## Set problem
Go through the entries below and print each one exactly, leaving out pictures.

[Entries from a visual dataset]
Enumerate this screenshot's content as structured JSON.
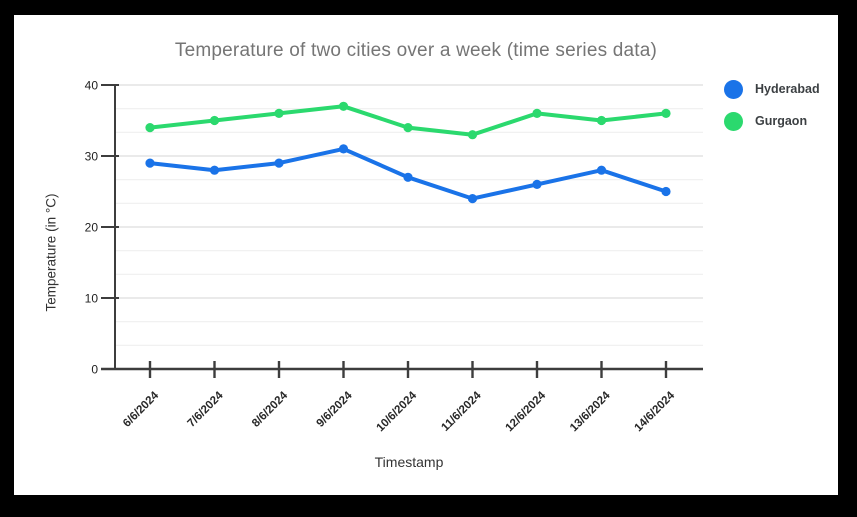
{
  "window": {
    "background": "#000000",
    "card_background": "#ffffff"
  },
  "chart_data": {
    "type": "line",
    "title": "Temperature of two cities over a week (time series data)",
    "xlabel": "Timestamp",
    "ylabel": "Temperature (in °C)",
    "categories": [
      "6/6/2024",
      "7/6/2024",
      "8/6/2024",
      "9/6/2024",
      "10/6/2024",
      "11/6/2024",
      "12/6/2024",
      "13/6/2024",
      "14/6/2024"
    ],
    "series": [
      {
        "name": "Hyderabad",
        "color": "#1a73e8",
        "values": [
          29,
          28,
          29,
          31,
          27,
          24,
          26,
          28,
          25
        ]
      },
      {
        "name": "Gurgaon",
        "color": "#2bd96e",
        "values": [
          34,
          35,
          36,
          37,
          34,
          33,
          36,
          35,
          36
        ]
      }
    ],
    "ylim": [
      0,
      40
    ],
    "y_ticks": [
      0,
      10,
      20,
      30,
      40
    ],
    "minor_grid_divisions_per_major": 3,
    "grid": "horizontal",
    "legend_position": "top-right",
    "x_tick_label_rotation_deg": -45,
    "colors": {
      "title_text": "#757575",
      "axis_line": "#3d3d3d",
      "tick_label": "#1f1f1f",
      "x_tick_label": "#282828",
      "major_grid": "#e3e3e3",
      "minor_grid": "#efefef",
      "legend_text": "#3c4043"
    }
  }
}
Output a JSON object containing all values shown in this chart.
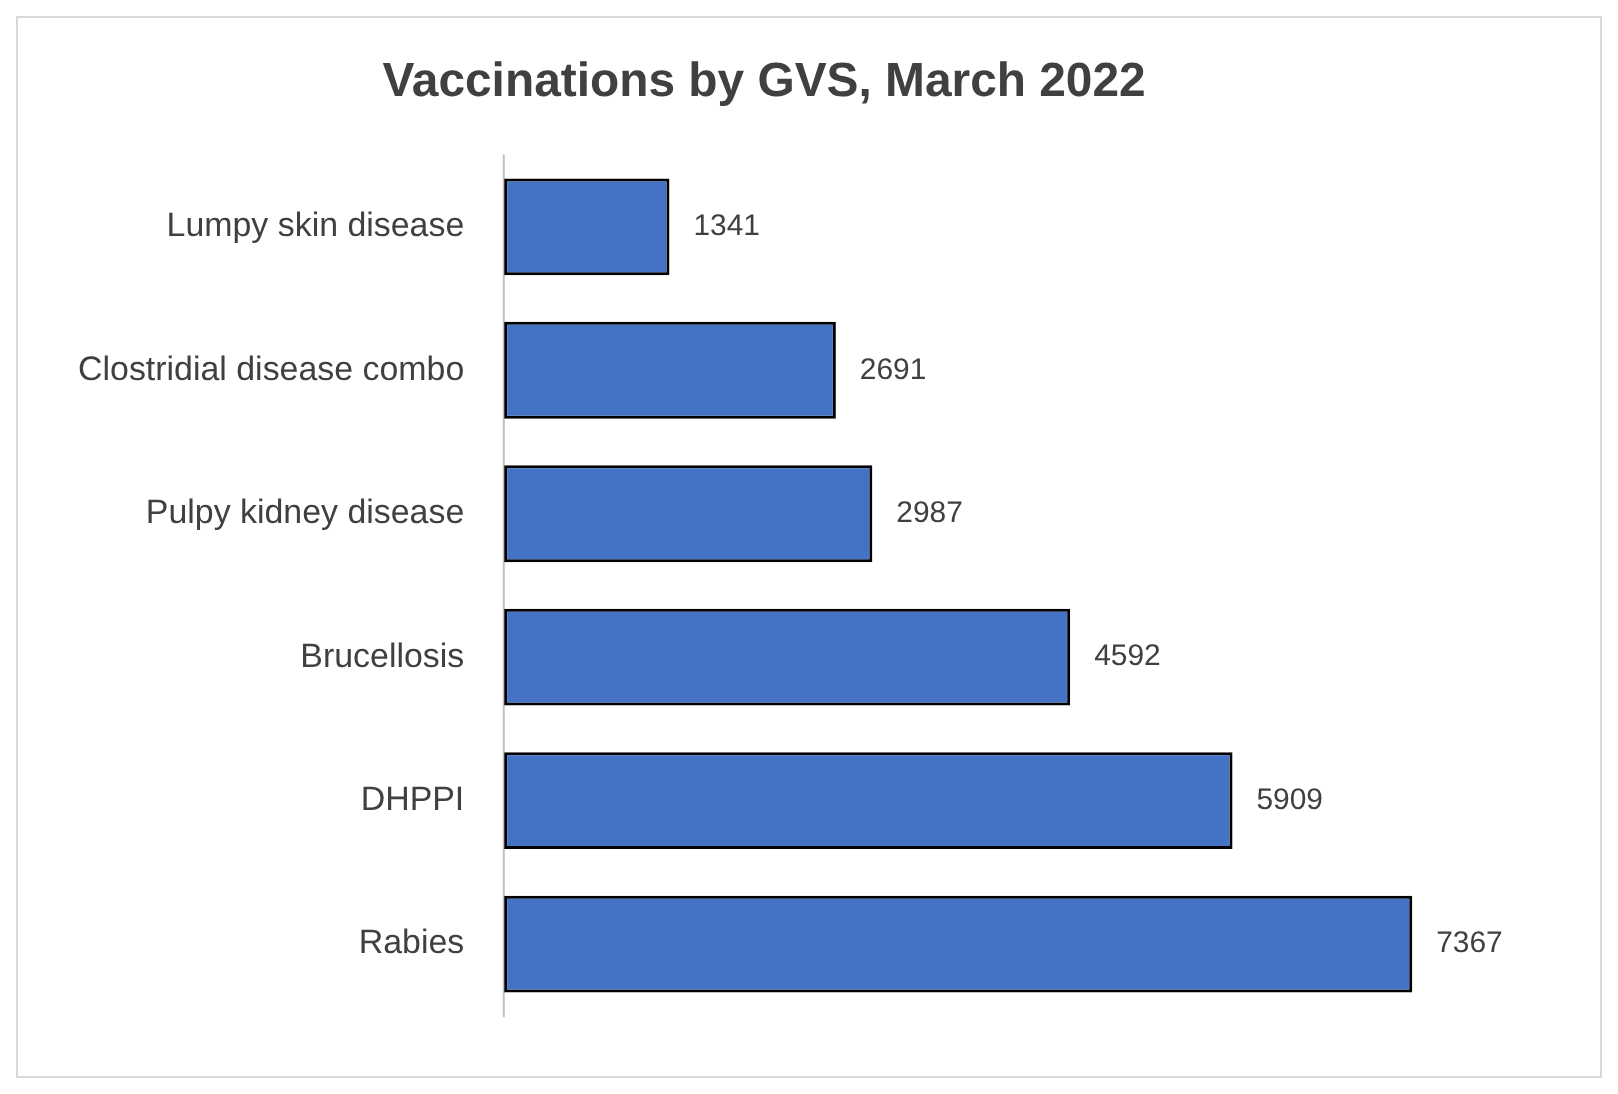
{
  "chart_data": {
    "type": "bar",
    "title": "Vaccinations by GVS, March 2022",
    "orientation": "horizontal",
    "categories": [
      "Lumpy skin disease",
      "Clostridial disease combo",
      "Pulpy kidney disease",
      "Brucellosis",
      "DHPPI",
      "Rabies"
    ],
    "values": [
      1341,
      2691,
      2987,
      4592,
      5909,
      7367
    ],
    "color": "#4472c4",
    "data_labels": true,
    "grid": false,
    "legend": false
  }
}
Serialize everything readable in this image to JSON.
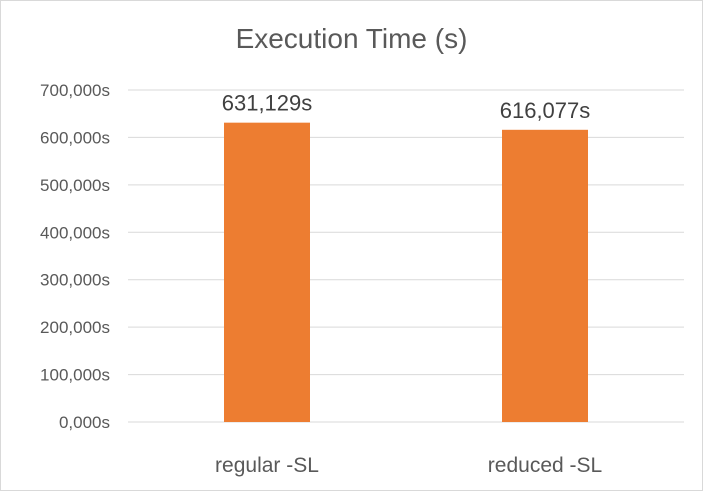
{
  "chart_data": {
    "type": "bar",
    "title": "Execution Time (s)",
    "categories": [
      "regular -SL",
      "reduced -SL"
    ],
    "values": [
      631129,
      616077
    ],
    "data_labels": [
      "631,129s",
      "616,077s"
    ],
    "xlabel": "",
    "ylabel": "",
    "ylim": [
      0,
      700000
    ],
    "yticks": [
      0,
      100000,
      200000,
      300000,
      400000,
      500000,
      600000,
      700000
    ],
    "ytick_labels": [
      "0,000s",
      "100,000s",
      "200,000s",
      "300,000s",
      "400,000s",
      "500,000s",
      "600,000s",
      "700,000s"
    ],
    "grid": true,
    "legend": "none",
    "bar_color": "#ED7D31",
    "grid_color": "#D9D9D9"
  }
}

## Finished exercise
Enumerate this screenshot's content as structured JSON.
{
  "window": {
    "background": "#000000",
    "card_background": "#ffffff"
  },
  "chart_data": {
    "type": "line",
    "title": "Temperature of two cities over a week (time series data)",
    "xlabel": "Timestamp",
    "ylabel": "Temperature (in °C)",
    "categories": [
      "6/6/2024",
      "7/6/2024",
      "8/6/2024",
      "9/6/2024",
      "10/6/2024",
      "11/6/2024",
      "12/6/2024",
      "13/6/2024",
      "14/6/2024"
    ],
    "series": [
      {
        "name": "Hyderabad",
        "color": "#1a73e8",
        "values": [
          29,
          28,
          29,
          31,
          27,
          24,
          26,
          28,
          25
        ]
      },
      {
        "name": "Gurgaon",
        "color": "#2bd96e",
        "values": [
          34,
          35,
          36,
          37,
          34,
          33,
          36,
          35,
          36
        ]
      }
    ],
    "ylim": [
      0,
      40
    ],
    "y_ticks": [
      0,
      10,
      20,
      30,
      40
    ],
    "minor_grid_divisions_per_major": 3,
    "grid": "horizontal",
    "legend_position": "top-right",
    "x_tick_label_rotation_deg": -45,
    "colors": {
      "title_text": "#757575",
      "axis_line": "#3d3d3d",
      "tick_label": "#1f1f1f",
      "x_tick_label": "#282828",
      "major_grid": "#e3e3e3",
      "minor_grid": "#efefef",
      "legend_text": "#3c4043"
    }
  }
}
Output a JSON object containing all values shown in this chart.
{
  "chart_data": {
    "type": "bar",
    "title": "Vaccinations by GVS, March 2022",
    "orientation": "horizontal",
    "categories": [
      "Lumpy skin disease",
      "Clostridial disease combo",
      "Pulpy kidney disease",
      "Brucellosis",
      "DHPPI",
      "Rabies"
    ],
    "values": [
      1341,
      2691,
      2987,
      4592,
      5909,
      7367
    ],
    "color": "#4472c4",
    "data_labels": true,
    "grid": false,
    "legend": false
  }
}
Serialize everything readable in this image to JSON.
{
  "chart_data": {
    "type": "bar",
    "title": "Execution Time (s)",
    "categories": [
      "regular -SL",
      "reduced -SL"
    ],
    "values": [
      631129,
      616077
    ],
    "data_labels": [
      "631,129s",
      "616,077s"
    ],
    "xlabel": "",
    "ylabel": "",
    "ylim": [
      0,
      700000
    ],
    "yticks": [
      0,
      100000,
      200000,
      300000,
      400000,
      500000,
      600000,
      700000
    ],
    "ytick_labels": [
      "0,000s",
      "100,000s",
      "200,000s",
      "300,000s",
      "400,000s",
      "500,000s",
      "600,000s",
      "700,000s"
    ],
    "grid": true,
    "legend": "none",
    "bar_color": "#ED7D31",
    "grid_color": "#D9D9D9"
  }
}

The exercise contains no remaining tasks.